**Brief A:**
Return, unchanged, the lines in the entries below that run from the line with "stone-white-F18[interactable] xyxy=(165,501,192,528)" through the line with "stone-white-B15[interactable] xyxy=(53,417,80,444)", including both of those lines.

**Text:**

===

Thursday 12 April 2018

Rumours, mis- and disinformation in divided societies: Twitter and the Ardoyne parade dispute


Dr. Paul Reilly is Senior Lecturer in Social Media & Digital Society at the University of Sheffield. His research focuses on the use of social media by citizens to share acts of sousveillance, as well as how digital media can be utilised to promote better community relations in divided societies such as Northern Ireland. His work  has been published in a number of journals including First Monday, Information, Communication & Society, New Media & Society, Policy and Internet and Urban Studies. He is currently completing his second monograph on Social media and contentious politics in Northern Ireland (contracted with Manchester University Press). @PaulJReilly
 
The rerouting of a contentious Orange Order parade away from the Ardoyne shops in North Belfast would lead to four consecutive nights of “animalistic” violence by loyalist protesters in July 2013. Despite the seeming inevitability of further violence, both the Orangemen and the Ardoyne residents were widely praised for the parade passing off without incident in July 2014. However, the 2015 parade would again be marred by violence, as loyalists faced off against PSNI officers who prevented the march from returning home via its traditional route. Having praised the behaviour of the Orange Order and residents a year earlier, Secretary of State Teresa Villiers described the attacks on police as disgraceful and accused the rioters of ‘damaging’ Northern Ireland.

===

**Information shown:**
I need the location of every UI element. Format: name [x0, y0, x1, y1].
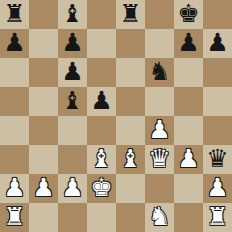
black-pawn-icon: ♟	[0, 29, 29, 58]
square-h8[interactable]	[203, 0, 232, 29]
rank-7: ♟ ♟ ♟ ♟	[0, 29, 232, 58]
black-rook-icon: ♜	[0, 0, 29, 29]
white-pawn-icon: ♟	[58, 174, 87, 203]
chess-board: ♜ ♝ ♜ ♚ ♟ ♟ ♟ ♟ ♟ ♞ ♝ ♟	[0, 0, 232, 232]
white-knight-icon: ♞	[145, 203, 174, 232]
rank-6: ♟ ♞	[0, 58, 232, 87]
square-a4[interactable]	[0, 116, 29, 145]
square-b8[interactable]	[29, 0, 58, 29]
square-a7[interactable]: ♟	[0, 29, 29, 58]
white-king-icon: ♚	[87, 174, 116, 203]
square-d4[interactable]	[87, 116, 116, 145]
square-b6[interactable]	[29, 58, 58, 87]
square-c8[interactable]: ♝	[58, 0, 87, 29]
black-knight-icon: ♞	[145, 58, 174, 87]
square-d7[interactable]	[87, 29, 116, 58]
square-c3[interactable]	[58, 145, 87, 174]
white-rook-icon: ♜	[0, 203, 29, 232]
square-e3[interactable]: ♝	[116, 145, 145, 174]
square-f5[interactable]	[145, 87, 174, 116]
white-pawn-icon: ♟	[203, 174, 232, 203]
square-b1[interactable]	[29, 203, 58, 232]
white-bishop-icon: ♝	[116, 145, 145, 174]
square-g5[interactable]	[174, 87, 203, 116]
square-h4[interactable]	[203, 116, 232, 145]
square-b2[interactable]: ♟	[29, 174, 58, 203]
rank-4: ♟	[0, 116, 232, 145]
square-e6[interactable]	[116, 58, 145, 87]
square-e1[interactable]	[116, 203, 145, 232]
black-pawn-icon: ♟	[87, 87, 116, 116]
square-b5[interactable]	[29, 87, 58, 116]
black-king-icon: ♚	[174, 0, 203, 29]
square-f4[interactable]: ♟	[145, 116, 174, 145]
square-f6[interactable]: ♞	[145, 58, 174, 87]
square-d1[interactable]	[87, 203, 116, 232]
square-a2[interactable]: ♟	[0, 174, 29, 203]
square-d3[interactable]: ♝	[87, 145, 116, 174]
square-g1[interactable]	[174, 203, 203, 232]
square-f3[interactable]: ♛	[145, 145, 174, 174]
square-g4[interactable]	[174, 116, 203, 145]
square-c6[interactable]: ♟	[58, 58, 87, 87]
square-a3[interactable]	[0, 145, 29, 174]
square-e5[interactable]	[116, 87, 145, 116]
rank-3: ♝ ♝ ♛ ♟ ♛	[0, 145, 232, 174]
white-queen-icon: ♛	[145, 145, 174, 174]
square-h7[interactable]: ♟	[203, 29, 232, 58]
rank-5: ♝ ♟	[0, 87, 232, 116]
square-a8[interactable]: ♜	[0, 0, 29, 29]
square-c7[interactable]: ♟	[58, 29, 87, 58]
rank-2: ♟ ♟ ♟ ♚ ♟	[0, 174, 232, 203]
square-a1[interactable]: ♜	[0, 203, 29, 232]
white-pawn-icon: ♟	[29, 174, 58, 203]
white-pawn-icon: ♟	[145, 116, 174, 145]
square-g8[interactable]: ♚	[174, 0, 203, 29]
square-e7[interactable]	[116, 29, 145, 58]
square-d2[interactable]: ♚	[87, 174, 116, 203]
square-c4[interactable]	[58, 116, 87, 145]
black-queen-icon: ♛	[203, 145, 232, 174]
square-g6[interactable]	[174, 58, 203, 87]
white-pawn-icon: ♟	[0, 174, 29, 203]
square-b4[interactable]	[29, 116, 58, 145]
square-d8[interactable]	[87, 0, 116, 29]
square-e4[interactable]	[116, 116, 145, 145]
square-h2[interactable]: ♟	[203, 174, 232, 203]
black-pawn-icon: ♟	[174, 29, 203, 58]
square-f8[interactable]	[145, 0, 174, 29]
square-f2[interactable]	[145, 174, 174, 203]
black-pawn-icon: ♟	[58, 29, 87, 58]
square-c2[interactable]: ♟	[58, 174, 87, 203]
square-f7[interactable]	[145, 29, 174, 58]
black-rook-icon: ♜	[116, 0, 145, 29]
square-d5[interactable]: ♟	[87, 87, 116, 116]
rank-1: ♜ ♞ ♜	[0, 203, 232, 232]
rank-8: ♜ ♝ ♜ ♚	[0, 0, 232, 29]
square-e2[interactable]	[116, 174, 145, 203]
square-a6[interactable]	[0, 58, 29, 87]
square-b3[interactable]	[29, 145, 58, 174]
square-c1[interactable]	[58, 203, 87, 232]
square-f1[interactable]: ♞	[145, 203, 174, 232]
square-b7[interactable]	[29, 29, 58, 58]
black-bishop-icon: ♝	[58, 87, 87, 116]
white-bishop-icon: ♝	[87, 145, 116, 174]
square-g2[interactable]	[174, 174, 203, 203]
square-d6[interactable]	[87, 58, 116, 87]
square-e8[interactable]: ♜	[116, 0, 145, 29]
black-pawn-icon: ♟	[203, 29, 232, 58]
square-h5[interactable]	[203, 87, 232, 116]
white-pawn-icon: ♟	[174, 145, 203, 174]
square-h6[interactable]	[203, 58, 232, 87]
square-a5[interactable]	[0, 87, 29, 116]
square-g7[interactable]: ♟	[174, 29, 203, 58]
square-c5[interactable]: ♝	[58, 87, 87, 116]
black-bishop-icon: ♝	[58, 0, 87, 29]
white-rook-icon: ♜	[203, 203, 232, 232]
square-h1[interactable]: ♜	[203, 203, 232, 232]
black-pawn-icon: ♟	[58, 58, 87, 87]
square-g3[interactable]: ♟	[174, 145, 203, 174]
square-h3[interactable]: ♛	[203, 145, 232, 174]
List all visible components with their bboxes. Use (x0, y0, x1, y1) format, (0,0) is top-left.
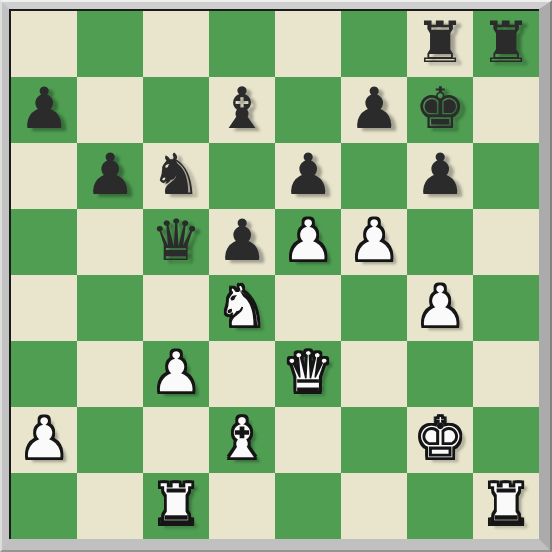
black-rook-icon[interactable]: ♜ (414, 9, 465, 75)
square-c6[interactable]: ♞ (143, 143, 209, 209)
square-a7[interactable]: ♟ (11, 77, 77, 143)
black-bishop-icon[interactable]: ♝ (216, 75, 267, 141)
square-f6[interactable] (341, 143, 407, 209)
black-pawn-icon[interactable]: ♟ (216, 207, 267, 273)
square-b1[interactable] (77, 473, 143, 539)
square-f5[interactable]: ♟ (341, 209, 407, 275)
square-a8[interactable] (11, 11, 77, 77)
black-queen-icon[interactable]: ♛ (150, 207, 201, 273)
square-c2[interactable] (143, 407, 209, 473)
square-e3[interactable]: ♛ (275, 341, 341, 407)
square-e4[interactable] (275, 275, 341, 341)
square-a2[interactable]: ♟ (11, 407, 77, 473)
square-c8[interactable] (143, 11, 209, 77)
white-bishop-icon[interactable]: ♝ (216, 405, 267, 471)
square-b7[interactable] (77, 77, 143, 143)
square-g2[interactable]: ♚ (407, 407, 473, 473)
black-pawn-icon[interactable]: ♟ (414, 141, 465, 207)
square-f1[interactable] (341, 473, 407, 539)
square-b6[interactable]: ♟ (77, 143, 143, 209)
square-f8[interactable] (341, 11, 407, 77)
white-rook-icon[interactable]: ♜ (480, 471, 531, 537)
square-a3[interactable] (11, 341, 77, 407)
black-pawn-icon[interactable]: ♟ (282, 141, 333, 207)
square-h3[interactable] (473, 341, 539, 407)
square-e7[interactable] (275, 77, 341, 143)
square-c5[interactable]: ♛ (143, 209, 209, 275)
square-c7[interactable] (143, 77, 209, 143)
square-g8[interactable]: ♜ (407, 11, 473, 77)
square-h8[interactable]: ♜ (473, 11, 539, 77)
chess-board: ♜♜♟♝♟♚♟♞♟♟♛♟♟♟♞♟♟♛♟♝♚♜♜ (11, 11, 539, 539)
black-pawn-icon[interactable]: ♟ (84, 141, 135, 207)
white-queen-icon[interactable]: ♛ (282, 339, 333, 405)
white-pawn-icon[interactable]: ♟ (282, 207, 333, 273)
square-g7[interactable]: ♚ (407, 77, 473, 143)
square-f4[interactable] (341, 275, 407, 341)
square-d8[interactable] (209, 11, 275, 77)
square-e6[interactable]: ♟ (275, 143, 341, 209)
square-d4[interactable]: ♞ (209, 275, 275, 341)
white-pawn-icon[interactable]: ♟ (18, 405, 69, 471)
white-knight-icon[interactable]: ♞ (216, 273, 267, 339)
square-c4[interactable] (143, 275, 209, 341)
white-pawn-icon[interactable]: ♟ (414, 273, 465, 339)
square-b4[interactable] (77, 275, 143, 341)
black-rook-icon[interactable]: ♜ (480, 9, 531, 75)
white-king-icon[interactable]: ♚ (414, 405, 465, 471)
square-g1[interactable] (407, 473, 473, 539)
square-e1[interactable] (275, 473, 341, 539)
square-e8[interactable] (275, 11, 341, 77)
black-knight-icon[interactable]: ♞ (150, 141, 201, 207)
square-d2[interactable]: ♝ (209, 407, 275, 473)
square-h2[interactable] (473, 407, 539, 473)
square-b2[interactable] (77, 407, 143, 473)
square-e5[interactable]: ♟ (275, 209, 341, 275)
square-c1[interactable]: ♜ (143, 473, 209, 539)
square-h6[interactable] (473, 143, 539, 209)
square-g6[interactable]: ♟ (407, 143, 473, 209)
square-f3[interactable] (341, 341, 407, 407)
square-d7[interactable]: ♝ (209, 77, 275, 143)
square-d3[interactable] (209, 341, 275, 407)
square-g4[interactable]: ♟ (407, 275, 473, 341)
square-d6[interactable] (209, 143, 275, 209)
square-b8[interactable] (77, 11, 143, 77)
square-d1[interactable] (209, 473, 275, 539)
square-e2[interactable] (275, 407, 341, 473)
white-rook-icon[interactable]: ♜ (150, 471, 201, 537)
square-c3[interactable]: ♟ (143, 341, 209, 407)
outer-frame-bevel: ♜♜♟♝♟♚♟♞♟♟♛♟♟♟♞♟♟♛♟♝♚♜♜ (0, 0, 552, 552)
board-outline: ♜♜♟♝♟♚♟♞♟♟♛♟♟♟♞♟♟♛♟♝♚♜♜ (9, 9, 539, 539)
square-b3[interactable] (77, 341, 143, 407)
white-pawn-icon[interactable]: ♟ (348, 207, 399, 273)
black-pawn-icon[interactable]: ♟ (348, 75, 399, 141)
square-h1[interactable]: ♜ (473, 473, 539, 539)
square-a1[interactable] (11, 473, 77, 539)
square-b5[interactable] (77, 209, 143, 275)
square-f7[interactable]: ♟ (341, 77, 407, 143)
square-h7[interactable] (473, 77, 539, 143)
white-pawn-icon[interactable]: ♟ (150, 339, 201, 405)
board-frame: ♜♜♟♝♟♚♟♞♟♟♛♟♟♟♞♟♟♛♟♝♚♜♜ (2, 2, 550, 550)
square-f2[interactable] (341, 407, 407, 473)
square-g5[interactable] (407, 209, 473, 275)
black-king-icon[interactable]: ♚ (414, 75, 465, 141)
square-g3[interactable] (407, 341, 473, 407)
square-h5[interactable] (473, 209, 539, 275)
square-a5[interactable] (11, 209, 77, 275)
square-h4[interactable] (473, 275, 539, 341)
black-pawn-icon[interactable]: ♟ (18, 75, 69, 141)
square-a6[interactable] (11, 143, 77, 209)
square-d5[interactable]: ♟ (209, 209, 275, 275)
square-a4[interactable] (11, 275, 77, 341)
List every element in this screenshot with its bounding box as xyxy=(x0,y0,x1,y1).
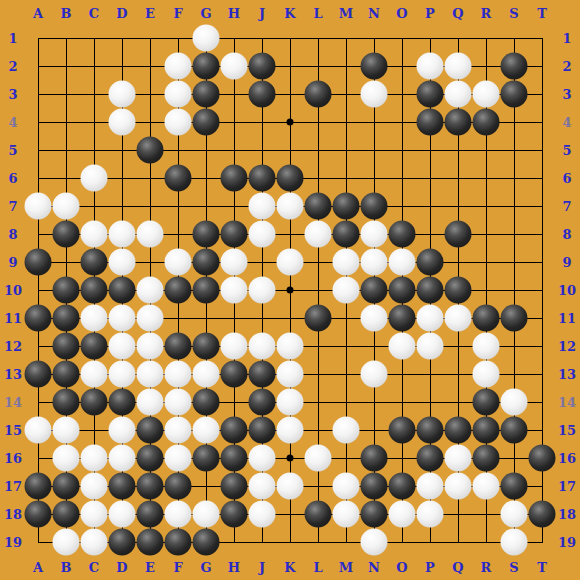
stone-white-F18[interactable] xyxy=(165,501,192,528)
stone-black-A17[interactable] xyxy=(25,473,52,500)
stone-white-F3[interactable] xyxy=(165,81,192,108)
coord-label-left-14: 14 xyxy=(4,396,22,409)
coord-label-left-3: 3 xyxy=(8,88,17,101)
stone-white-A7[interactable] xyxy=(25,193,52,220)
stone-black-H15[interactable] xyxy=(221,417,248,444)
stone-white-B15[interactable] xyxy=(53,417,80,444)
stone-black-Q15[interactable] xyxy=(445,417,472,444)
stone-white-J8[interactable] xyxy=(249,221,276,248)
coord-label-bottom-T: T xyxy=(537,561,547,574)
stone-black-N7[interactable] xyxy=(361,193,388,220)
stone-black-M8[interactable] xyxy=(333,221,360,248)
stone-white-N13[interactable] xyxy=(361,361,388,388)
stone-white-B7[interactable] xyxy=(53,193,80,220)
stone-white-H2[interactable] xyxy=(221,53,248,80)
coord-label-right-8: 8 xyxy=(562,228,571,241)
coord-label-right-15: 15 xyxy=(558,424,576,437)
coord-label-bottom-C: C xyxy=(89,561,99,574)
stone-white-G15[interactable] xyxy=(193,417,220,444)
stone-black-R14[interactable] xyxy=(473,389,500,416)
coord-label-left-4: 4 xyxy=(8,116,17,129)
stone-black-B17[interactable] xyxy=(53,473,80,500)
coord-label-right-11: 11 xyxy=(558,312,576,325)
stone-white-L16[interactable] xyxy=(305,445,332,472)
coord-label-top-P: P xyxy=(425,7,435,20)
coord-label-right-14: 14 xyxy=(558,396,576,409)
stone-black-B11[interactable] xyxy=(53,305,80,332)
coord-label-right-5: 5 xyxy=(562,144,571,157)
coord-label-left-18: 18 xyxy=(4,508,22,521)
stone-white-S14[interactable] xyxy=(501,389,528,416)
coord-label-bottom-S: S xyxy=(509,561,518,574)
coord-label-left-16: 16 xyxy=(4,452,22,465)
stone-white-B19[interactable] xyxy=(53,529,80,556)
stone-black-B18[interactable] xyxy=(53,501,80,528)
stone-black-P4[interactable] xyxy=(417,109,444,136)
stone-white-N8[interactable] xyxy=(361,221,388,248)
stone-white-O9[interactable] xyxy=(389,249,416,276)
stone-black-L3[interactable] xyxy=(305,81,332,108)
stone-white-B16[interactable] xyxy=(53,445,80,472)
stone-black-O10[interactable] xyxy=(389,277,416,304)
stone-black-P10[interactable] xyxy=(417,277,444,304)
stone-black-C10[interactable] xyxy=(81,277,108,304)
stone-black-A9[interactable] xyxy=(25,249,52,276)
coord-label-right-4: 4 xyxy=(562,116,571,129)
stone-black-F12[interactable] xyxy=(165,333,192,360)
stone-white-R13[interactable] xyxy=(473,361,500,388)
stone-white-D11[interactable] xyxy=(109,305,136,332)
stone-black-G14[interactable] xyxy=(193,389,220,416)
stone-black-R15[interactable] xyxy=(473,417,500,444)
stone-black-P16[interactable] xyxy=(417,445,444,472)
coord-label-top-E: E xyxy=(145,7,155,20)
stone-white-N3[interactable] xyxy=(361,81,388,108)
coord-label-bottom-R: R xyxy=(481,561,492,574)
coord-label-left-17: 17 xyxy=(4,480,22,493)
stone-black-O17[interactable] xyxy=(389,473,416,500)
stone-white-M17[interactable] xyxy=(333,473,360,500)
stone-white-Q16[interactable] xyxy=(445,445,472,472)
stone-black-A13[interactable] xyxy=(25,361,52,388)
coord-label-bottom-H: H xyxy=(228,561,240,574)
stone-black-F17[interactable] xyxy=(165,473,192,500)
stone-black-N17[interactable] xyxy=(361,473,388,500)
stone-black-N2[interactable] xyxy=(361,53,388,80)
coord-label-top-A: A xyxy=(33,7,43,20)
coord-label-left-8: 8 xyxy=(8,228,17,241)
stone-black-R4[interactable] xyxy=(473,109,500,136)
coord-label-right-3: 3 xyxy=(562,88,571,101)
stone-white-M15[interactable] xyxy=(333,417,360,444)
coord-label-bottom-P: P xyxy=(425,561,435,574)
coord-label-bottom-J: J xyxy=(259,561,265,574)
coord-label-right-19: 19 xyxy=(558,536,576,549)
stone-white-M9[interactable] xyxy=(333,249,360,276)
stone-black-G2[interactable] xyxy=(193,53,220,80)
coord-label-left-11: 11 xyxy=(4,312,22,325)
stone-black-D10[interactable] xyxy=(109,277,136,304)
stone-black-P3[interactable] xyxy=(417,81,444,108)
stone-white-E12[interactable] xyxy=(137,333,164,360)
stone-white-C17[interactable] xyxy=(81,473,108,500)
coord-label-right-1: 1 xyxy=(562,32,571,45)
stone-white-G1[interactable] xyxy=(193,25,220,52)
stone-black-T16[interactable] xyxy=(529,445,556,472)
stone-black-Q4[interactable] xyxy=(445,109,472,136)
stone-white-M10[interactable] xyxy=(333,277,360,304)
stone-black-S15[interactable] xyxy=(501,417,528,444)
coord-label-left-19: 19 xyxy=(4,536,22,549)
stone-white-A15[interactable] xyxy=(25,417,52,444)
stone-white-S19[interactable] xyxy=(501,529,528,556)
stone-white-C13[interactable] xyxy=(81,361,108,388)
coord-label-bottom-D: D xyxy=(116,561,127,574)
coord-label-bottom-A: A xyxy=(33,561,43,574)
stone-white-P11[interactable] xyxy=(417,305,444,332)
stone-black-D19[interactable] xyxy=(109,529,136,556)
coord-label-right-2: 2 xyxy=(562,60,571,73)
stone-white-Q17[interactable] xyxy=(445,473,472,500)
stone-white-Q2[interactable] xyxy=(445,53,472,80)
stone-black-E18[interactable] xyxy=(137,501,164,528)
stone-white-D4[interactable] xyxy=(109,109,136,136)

===

**Brief B:**
Resume the piece on Twitter and the Ardoyne parade dispute from the point where it stops.

**Final answer A:**
stone-white-F18[interactable] xyxy=(165,501,192,528)
stone-black-A17[interactable] xyxy=(25,473,52,500)
stone-white-F3[interactable] xyxy=(165,81,192,108)
coord-label-left-14: 14 xyxy=(4,396,22,409)
coord-label-left-3: 3 xyxy=(8,88,17,101)
stone-white-A7[interactable] xyxy=(25,193,52,220)
stone-black-H15[interactable] xyxy=(221,417,248,444)
stone-white-B15[interactable] xyxy=(53,417,80,444)

**Final answer B:**
This raised questions about what role, if any, social media played in helping escalate or de-escalate the tensions surrounding the contentious parade in 2014 and 2015. Previous research had suggested that the sharing of misinformation and disinformation (term used to describe the inadvertent and deliberate sharing of false information) had contributed to intercommunal violence in contested urban interface areas. Therefore, this study examined how users responded to rumours and disinformation that were circulated on Twitter. These issues were explored through a critical thematic analysis of tweets posted during two periods: 11th - 14th July 2014, and 12th - 15th 2015. A total of 7388 tweets tagged #Ardoyne were identified, 1,842 in 2014 and 5,546 in 2015. These tweets peaked at 7pm on the day of the Twelfth demonstrations in both years (see Figure 1). One explanation for this finding was that this spike in Twitter activity was the result of viewers of flagship television news programmes turning to social media to follow what was happening during the return leg of the parade.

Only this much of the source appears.